▶ [STATED GOAL]
Produce the listing below again, exactly as shown.

▶ [DATA IN THIS EXERCISE]
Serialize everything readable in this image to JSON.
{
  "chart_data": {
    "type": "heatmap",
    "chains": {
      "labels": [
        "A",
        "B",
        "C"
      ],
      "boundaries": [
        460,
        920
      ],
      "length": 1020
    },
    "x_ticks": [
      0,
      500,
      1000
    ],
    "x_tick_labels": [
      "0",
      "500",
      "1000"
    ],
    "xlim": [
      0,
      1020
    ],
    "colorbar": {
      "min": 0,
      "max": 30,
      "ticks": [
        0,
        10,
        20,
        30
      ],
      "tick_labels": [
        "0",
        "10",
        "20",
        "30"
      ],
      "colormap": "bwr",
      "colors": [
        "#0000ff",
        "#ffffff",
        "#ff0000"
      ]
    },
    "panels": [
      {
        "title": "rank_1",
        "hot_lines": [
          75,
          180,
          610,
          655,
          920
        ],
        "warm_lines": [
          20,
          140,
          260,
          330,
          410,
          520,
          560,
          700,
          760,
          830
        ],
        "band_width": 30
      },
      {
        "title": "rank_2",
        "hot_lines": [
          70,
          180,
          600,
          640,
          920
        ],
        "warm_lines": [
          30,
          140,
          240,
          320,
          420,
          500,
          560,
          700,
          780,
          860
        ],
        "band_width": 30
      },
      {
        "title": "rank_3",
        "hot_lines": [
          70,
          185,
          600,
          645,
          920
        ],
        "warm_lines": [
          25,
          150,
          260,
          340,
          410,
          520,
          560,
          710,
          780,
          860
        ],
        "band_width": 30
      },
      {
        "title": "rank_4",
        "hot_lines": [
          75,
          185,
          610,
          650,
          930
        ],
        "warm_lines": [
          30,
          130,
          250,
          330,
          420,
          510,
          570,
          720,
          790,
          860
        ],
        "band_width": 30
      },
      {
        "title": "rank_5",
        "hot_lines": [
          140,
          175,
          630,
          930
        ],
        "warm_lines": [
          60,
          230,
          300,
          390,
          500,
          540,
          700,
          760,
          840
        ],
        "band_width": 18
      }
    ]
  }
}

▶ [WRITTEN RESPONSE]
Serialize everything readable in this image to JSON.
{
  "chart_data": {
    "type": "heatmap",
    "chains": {
      "labels": [
        "A",
        "B",
        "C"
      ],
      "boundaries": [
        460,
        920
      ],
      "length": 1020
    },
    "x_ticks": [
      0,
      500,
      1000
    ],
    "x_tick_labels": [
      "0",
      "500",
      "1000"
    ],
    "xlim": [
      0,
      1020
    ],
    "colorbar": {
      "min": 0,
      "max": 30,
      "ticks": [
        0,
        10,
        20,
        30
      ],
      "tick_labels": [
        "0",
        "10",
        "20",
        "30"
      ],
      "colormap": "bwr",
      "colors": [
        "#0000ff",
        "#ffffff",
        "#ff0000"
      ]
    },
    "panels": [
      {
        "title": "rank_1",
        "hot_lines": [
          75,
          180,
          610,
          655,
          920
        ],
        "warm_lines": [
          20,
          140,
          260,
          330,
          410,
          520,
          560,
          700,
          760,
          830
        ],
        "band_width": 30
      },
      {
        "title": "rank_2",
        "hot_lines": [
          70,
          180,
          600,
          640,
          920
        ],
        "warm_lines": [
          30,
          140,
          240,
          320,
          420,
          500,
          560,
          700,
          780,
          860
        ],
        "band_width": 30
      },
      {
        "title": "rank_3",
        "hot_lines": [
          70,
          185,
          600,
          645,
          920
        ],
        "warm_lines": [
          25,
          150,
          260,
          340,
          410,
          520,
          560,
          710,
          780,
          860
        ],
        "band_width": 30
      },
      {
        "title": "rank_4",
        "hot_lines": [
          75,
          185,
          610,
          650,
          930
        ],
        "warm_lines": [
          30,
          130,
          250,
          330,
          420,
          510,
          570,
          720,
          790,
          860
        ],
        "band_width": 30
      },
      {
        "title": "rank_5",
        "hot_lines": [
          140,
          175,
          630,
          930
        ],
        "warm_lines": [
          60,
          230,
          300,
          390,
          500,
          540,
          700,
          760,
          840
        ],
        "band_width": 18
      }
    ]
  }
}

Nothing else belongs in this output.